## EXERCISE AIM:
Pull every line with the word "title" out of the entries below.

Items from a dataset:
-*-
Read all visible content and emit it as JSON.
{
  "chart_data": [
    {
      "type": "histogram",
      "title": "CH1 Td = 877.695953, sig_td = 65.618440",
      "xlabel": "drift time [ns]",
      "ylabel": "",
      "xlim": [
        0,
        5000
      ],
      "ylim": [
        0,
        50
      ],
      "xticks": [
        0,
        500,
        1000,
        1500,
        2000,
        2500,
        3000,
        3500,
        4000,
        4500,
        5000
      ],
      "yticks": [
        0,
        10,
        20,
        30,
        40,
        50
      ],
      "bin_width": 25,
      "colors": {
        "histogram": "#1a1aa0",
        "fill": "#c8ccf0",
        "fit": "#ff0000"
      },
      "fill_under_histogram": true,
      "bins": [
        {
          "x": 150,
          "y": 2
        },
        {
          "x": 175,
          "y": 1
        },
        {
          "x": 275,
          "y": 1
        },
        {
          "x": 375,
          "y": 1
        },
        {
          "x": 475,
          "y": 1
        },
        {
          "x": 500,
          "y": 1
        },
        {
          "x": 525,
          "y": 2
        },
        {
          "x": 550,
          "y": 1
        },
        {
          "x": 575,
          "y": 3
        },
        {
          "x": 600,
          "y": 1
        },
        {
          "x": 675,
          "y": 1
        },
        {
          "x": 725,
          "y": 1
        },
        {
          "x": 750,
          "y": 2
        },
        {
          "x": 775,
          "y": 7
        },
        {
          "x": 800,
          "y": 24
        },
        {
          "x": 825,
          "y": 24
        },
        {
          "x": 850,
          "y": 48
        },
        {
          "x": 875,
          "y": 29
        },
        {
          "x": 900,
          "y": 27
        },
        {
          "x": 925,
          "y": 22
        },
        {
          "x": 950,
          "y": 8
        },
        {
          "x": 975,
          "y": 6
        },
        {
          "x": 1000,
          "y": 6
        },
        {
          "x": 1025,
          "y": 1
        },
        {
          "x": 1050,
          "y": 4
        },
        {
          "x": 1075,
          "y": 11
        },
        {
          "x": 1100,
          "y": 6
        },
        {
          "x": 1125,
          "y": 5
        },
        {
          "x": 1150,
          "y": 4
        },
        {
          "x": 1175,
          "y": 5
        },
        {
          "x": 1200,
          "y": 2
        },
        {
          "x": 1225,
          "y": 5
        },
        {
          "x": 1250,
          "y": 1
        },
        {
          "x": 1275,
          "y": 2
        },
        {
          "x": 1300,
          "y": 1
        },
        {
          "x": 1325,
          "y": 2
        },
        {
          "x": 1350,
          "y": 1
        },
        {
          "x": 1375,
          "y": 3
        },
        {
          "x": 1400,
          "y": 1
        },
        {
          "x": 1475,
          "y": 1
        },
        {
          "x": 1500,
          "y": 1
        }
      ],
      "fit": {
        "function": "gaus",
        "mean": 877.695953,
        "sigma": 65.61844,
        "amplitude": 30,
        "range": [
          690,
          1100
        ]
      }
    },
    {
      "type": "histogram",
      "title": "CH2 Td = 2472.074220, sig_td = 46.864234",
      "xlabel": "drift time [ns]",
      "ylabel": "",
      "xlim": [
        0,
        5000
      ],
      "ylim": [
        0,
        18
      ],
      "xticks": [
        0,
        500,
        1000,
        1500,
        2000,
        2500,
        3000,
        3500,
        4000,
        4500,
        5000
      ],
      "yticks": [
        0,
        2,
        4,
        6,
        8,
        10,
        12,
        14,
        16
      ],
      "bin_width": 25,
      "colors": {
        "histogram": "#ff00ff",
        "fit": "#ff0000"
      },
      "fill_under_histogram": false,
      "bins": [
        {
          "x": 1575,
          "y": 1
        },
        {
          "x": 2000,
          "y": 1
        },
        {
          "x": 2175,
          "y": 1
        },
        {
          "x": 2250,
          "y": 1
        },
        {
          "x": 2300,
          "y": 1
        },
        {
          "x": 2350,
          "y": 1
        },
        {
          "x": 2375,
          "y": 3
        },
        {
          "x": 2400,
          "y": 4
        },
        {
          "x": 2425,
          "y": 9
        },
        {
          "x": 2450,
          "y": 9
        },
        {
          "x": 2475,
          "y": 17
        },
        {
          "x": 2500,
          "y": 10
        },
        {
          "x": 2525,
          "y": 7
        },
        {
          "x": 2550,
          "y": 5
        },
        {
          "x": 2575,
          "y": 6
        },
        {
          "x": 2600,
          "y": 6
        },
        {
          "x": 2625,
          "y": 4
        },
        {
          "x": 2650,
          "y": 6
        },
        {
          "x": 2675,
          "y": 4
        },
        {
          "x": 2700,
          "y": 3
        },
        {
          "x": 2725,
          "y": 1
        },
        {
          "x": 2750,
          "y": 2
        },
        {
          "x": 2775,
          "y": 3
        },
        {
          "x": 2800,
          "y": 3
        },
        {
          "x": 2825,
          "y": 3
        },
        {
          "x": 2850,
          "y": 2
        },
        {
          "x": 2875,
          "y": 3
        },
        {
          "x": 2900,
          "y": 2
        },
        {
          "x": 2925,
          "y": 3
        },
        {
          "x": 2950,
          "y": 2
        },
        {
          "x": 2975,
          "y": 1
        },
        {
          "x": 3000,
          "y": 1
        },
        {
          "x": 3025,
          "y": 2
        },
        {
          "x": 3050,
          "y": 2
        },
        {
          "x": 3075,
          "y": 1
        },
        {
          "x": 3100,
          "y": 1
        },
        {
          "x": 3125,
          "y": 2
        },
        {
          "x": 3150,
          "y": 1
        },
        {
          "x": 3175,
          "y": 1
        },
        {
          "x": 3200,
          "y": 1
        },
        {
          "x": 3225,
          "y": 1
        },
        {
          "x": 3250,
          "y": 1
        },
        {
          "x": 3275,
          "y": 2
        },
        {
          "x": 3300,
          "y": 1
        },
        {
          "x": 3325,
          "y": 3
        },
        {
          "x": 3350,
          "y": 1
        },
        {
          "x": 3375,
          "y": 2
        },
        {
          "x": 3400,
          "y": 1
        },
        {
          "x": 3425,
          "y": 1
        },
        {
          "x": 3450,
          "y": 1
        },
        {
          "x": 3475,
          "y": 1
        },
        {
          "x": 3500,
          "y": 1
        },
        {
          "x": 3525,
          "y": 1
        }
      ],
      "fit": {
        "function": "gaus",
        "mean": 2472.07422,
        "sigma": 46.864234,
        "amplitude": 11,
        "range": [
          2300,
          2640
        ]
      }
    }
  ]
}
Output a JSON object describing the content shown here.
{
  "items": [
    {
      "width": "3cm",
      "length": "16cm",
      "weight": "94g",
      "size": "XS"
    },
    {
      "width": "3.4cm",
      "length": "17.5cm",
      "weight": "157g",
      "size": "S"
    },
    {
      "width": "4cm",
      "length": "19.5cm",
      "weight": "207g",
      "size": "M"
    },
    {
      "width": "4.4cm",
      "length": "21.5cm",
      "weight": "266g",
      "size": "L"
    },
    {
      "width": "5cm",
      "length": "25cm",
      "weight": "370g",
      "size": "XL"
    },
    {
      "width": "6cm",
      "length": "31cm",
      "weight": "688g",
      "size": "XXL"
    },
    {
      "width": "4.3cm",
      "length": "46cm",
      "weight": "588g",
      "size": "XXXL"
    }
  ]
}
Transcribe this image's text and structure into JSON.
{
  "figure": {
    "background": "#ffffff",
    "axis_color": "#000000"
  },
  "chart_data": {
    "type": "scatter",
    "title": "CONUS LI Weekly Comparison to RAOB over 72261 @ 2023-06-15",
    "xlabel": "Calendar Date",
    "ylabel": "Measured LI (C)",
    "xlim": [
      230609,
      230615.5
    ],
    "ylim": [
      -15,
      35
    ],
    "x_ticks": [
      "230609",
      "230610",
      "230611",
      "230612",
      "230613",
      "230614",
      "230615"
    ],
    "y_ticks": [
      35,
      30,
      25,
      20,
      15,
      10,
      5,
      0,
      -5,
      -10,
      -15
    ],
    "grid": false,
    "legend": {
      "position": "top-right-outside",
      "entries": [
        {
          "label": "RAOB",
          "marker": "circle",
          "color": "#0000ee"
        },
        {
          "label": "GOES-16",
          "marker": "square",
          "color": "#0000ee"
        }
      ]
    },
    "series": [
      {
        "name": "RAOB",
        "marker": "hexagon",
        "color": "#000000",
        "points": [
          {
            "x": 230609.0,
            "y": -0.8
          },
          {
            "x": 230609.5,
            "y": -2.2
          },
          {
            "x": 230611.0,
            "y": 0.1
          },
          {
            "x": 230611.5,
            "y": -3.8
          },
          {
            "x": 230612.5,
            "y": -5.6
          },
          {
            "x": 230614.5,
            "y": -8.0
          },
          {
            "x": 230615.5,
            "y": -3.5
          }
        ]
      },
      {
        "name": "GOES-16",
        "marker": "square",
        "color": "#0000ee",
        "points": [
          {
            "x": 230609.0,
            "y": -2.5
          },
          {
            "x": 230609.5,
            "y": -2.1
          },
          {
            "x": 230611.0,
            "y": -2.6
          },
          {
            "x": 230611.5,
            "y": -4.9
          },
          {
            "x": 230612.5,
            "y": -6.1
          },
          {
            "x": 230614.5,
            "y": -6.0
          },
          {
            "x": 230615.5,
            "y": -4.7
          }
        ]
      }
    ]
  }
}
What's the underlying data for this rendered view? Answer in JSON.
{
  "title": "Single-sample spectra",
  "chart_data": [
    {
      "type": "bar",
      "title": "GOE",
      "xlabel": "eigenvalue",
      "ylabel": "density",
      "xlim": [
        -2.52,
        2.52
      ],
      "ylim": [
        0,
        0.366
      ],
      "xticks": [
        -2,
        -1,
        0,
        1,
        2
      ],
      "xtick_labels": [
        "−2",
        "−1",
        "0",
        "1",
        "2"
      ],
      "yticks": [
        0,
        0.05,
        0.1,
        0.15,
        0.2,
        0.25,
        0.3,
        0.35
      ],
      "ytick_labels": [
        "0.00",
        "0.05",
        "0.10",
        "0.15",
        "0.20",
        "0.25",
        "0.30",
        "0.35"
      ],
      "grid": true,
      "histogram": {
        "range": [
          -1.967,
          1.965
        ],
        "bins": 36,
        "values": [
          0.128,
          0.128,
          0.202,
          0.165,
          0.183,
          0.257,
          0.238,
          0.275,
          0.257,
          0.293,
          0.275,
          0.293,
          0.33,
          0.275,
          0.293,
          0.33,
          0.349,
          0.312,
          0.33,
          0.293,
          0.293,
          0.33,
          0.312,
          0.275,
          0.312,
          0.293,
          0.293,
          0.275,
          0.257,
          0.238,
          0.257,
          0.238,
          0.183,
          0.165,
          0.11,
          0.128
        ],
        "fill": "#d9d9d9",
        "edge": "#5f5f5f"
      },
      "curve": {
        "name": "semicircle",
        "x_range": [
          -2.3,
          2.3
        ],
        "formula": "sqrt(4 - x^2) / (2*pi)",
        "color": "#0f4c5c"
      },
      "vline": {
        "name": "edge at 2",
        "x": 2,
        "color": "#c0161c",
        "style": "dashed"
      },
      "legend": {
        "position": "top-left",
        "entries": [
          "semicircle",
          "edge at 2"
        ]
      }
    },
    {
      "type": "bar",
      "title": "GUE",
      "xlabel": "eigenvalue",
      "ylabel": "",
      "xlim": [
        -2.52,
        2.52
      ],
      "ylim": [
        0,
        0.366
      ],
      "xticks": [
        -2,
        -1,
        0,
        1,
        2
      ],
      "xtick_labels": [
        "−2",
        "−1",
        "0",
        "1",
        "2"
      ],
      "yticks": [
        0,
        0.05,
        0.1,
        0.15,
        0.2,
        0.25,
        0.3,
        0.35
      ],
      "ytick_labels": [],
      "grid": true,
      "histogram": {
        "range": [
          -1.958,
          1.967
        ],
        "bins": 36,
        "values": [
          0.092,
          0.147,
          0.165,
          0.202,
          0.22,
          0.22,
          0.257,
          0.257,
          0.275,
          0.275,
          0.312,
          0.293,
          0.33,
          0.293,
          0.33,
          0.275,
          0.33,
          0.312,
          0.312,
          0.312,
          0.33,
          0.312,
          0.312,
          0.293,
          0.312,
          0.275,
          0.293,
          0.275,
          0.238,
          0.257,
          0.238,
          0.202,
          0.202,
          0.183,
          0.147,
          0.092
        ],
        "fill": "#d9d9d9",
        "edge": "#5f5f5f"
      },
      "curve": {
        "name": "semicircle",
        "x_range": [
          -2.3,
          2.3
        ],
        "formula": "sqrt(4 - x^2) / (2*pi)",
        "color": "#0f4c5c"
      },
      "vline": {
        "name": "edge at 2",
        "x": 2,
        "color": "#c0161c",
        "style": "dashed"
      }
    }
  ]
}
-*-
## RESULT BELOW:
      "title": "CH1 Td = 877.695953, sig_td = 65.618440",
      "title": "CH2 Td = 2472.074220, sig_td = 46.864234",
    "title": "CONUS LI Weekly Comparison to RAOB over 72261 @ 2023-06-15",
  "title": "Single-sample spectra",
      "title": "GOE",
      "title": "GUE",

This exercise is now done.